Records from a data collection:
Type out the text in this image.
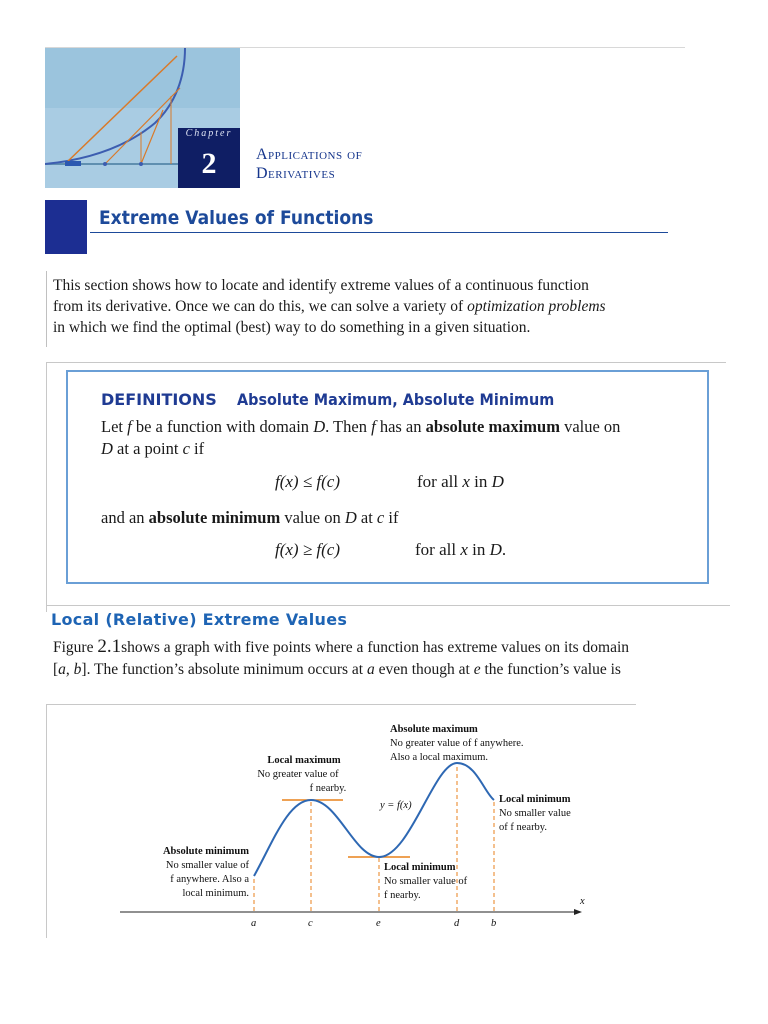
Chapter
2	Applications of
Derivatives
Extreme Values of Functions
This section shows how to locate and identify extreme values of a continuous function
from its derivative. Once we can do this, we can solve a variety of optimization problems
in which we find the optimal (best) way to do something in a given situation.
DEFINITIONS Absolute Maximum, Absolute Minimum
Let f be a function with domain D. Then f has an absolute maximum value on
D at a point c if
f(x) ≤ f(c)	for all x in D
and an absolute minimum value on D at c if
f(x) ≥ f(c)	for all x in D.
Local (Relative) Extreme Values
Figure 2.1shows a graph with five points where a function has extreme values on its domain
[a, b]. The function’s absolute minimum occurs at a even though at e the function’s value is
x
a	c	e	d	b
y = f(x)
Absolute maximum
No greater value of f anywhere.
Also a local maximum.
Local maximum
No greater value of
f nearby.
Local minimum
No smaller value
of f nearby.
Absolute minimum
No smaller value of
f anywhere. Also a
local minimum.
Local minimum
No smaller value of
f nearby.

▶ _YOUR OBJECTIVE_
Copy out every line where the word "domain" occurs.

▶ _ANSWER_
Let f be a function with domain D. Then f has an absolute maximum value on
Figure 2.1shows a graph with five points where a function has extreme values on its domain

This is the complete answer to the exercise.